Provide the data again in its entirety, exactly as given.

Data records:
******

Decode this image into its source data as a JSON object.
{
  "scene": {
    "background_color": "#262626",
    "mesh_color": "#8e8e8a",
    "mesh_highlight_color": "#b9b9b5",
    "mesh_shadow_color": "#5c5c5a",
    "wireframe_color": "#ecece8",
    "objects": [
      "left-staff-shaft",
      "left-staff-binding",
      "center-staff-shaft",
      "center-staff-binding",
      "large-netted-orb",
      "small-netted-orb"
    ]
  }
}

******

Output:
Decode this image into its source data as a JSON object.
{
  "scene": {
    "background_color": "#262626",
    "mesh_color": "#8e8e8a",
    "mesh_highlight_color": "#b9b9b5",
    "mesh_shadow_color": "#5c5c5a",
    "wireframe_color": "#ecece8",
    "objects": [
      "left-staff-shaft",
      "left-staff-binding",
      "center-staff-shaft",
      "center-staff-binding",
      "large-netted-orb",
      "small-netted-orb"
    ]
  }
}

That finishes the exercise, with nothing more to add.